- [Do this] Find how many lines in the material hold the word "中国汽车工业协会", then state that number and nothing more.

===== Entries =====

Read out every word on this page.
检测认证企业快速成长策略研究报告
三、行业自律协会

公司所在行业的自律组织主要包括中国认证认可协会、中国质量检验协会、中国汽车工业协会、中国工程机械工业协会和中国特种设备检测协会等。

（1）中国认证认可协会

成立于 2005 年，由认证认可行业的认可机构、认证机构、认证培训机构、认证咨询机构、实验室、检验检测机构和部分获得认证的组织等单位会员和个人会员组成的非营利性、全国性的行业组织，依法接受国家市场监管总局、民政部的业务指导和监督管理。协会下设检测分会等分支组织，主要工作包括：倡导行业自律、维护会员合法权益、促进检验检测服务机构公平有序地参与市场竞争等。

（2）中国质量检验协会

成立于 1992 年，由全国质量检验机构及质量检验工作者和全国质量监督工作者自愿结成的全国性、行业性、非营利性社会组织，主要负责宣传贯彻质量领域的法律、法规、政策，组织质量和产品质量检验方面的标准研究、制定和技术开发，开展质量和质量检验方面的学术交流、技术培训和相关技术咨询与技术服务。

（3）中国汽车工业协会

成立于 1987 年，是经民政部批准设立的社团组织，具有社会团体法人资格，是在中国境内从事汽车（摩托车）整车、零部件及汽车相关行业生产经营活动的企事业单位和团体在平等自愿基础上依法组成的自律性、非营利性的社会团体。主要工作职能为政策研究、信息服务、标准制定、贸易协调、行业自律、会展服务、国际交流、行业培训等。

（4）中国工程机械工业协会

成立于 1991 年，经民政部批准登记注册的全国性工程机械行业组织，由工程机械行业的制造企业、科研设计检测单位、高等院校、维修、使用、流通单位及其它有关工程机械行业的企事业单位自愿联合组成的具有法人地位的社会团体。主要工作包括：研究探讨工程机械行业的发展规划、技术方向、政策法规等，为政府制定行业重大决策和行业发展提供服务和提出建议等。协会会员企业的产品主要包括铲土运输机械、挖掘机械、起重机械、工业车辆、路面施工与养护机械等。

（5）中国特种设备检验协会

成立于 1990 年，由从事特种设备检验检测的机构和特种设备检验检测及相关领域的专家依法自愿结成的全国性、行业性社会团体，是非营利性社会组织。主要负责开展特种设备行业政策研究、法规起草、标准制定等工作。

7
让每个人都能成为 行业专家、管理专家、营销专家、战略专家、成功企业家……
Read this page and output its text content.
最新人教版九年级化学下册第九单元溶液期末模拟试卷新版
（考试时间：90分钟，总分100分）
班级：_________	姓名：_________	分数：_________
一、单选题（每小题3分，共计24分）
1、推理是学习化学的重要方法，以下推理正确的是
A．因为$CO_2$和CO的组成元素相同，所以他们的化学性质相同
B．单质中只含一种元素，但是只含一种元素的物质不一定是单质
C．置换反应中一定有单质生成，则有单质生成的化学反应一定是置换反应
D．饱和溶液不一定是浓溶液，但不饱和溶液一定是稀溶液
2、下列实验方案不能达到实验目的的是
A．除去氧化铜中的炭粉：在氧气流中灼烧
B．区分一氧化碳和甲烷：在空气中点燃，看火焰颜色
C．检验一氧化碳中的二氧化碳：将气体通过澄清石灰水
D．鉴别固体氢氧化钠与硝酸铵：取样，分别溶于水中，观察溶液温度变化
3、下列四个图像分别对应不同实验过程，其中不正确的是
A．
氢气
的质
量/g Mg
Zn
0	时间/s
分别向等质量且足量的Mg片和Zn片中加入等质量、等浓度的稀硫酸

=====

- [Output for this task] 2